§ **DO THIS**: Repeat every record below exactly as written.

§ **RECORDS SUPPLIED**:
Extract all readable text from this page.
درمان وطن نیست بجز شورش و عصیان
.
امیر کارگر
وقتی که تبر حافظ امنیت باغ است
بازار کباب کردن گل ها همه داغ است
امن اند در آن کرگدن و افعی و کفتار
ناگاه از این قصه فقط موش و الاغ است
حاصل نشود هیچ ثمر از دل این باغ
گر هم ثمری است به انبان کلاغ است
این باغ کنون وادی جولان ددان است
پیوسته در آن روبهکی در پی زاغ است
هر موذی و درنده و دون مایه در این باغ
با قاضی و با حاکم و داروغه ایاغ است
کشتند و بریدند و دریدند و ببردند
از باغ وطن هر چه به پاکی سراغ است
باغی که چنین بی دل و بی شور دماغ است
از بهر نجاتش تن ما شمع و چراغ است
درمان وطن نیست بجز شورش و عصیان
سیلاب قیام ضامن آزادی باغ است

§ **SOLUTION TO THIS EXERCISE**:
Extract all readable text from this page.
درمان وطن نیست بجز شورش و عصیان
.
امیر کارگر
وقتی که تبر حافظ امنیت باغ است
بازار کباب کردن گل ها همه داغ است
امن اند در آن کرگدن و افعی و کفتار
ناگاه از این قصه فقط موش و الاغ است
حاصل نشود هیچ ثمر از دل این باغ
گر هم ثمری است به انبان کلاغ است
این باغ کنون وادی جولان ددان است
پیوسته در آن روبهکی در پی زاغ است
هر موذی و درنده و دون مایه در این باغ
با قاضی و با حاکم و داروغه ایاغ است
کشتند و بریدند و دریدند و ببردند
از باغ وطن هر چه به پاکی سراغ است
باغی که چنین بی دل و بی شور دماغ است
از بهر نجاتش تن ما شمع و چراغ است
درمان وطن نیست بجز شورش و عصیان
سیلاب قیام ضامن آزادی باغ است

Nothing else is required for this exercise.